[AVAILABLE RECORDS]
————

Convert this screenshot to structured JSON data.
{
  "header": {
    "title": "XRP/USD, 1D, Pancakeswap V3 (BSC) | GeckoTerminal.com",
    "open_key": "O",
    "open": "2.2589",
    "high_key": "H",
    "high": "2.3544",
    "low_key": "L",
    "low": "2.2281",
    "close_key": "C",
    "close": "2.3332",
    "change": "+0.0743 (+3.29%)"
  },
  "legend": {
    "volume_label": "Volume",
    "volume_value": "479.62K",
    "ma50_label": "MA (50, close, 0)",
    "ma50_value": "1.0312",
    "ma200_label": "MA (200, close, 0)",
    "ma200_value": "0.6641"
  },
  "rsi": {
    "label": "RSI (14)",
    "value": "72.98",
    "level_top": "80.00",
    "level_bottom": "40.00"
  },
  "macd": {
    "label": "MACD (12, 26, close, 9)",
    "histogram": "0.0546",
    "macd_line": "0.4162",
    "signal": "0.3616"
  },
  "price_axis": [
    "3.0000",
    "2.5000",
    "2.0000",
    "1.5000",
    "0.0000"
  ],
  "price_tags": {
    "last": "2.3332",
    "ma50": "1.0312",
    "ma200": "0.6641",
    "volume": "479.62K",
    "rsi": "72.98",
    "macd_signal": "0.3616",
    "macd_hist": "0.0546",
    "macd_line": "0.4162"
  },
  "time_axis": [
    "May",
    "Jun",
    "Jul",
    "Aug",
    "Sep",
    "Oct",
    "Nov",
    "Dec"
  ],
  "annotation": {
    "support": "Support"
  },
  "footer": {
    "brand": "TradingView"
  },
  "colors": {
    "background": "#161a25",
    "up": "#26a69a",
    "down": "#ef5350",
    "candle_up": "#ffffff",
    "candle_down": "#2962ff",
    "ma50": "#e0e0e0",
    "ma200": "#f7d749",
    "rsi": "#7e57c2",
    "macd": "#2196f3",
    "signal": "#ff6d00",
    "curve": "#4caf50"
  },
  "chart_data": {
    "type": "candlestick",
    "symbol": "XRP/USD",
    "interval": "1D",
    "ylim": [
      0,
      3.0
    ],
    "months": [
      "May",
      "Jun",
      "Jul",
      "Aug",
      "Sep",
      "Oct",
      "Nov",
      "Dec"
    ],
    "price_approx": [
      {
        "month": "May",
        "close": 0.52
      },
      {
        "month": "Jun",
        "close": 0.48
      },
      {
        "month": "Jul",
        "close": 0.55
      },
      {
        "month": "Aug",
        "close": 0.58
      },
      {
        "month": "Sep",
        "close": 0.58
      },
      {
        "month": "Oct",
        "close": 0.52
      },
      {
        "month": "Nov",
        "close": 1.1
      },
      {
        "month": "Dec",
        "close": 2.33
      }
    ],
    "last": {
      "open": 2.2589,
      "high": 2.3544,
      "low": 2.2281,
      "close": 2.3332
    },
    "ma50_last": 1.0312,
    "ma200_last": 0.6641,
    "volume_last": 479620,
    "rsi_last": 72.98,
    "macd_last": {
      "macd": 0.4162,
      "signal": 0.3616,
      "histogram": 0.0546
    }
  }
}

————

[THE REQUEST]
Would you restate each of the entries word for word?

[RESPONSE TO THE EXERCISE]
Convert this screenshot to structured JSON data.
{
  "header": {
    "title": "XRP/USD, 1D, Pancakeswap V3 (BSC) | GeckoTerminal.com",
    "open_key": "O",
    "open": "2.2589",
    "high_key": "H",
    "high": "2.3544",
    "low_key": "L",
    "low": "2.2281",
    "close_key": "C",
    "close": "2.3332",
    "change": "+0.0743 (+3.29%)"
  },
  "legend": {
    "volume_label": "Volume",
    "volume_value": "479.62K",
    "ma50_label": "MA (50, close, 0)",
    "ma50_value": "1.0312",
    "ma200_label": "MA (200, close, 0)",
    "ma200_value": "0.6641"
  },
  "rsi": {
    "label": "RSI (14)",
    "value": "72.98",
    "level_top": "80.00",
    "level_bottom": "40.00"
  },
  "macd": {
    "label": "MACD (12, 26, close, 9)",
    "histogram": "0.0546",
    "macd_line": "0.4162",
    "signal": "0.3616"
  },
  "price_axis": [
    "3.0000",
    "2.5000",
    "2.0000",
    "1.5000",
    "0.0000"
  ],
  "price_tags": {
    "last": "2.3332",
    "ma50": "1.0312",
    "ma200": "0.6641",
    "volume": "479.62K",
    "rsi": "72.98",
    "macd_signal": "0.3616",
    "macd_hist": "0.0546",
    "macd_line": "0.4162"
  },
  "time_axis": [
    "May",
    "Jun",
    "Jul",
    "Aug",
    "Sep",
    "Oct",
    "Nov",
    "Dec"
  ],
  "annotation": {
    "support": "Support"
  },
  "footer": {
    "brand": "TradingView"
  },
  "colors": {
    "background": "#161a25",
    "up": "#26a69a",
    "down": "#ef5350",
    "candle_up": "#ffffff",
    "candle_down": "#2962ff",
    "ma50": "#e0e0e0",
    "ma200": "#f7d749",
    "rsi": "#7e57c2",
    "macd": "#2196f3",
    "signal": "#ff6d00",
    "curve": "#4caf50"
  },
  "chart_data": {
    "type": "candlestick",
    "symbol": "XRP/USD",
    "interval": "1D",
    "ylim": [
      0,
      3.0
    ],
    "months": [
      "May",
      "Jun",
      "Jul",
      "Aug",
      "Sep",
      "Oct",
      "Nov",
      "Dec"
    ],
    "price_approx": [
      {
        "month": "May",
        "close": 0.52
      },
      {
        "month": "Jun",
        "close": 0.48
      },
      {
        "month": "Jul",
        "close": 0.55
      },
      {
        "month": "Aug",
        "close": 0.58
      },
      {
        "month": "Sep",
        "close": 0.58
      },
      {
        "month": "Oct",
        "close": 0.52
      },
      {
        "month": "Nov",
        "close": 1.1
      },
      {
        "month": "Dec",
        "close": 2.33
      }
    ],
    "last": {
      "open": 2.2589,
      "high": 2.3544,
      "low": 2.2281,
      "close": 2.3332
    },
    "ma50_last": 1.0312,
    "ma200_last": 0.6641,
    "volume_last": 479620,
    "rsi_last": 72.98,
    "macd_last": {
      "macd": 0.4162,
      "signal": 0.3616,
      "histogram": 0.0546
    }
  }
}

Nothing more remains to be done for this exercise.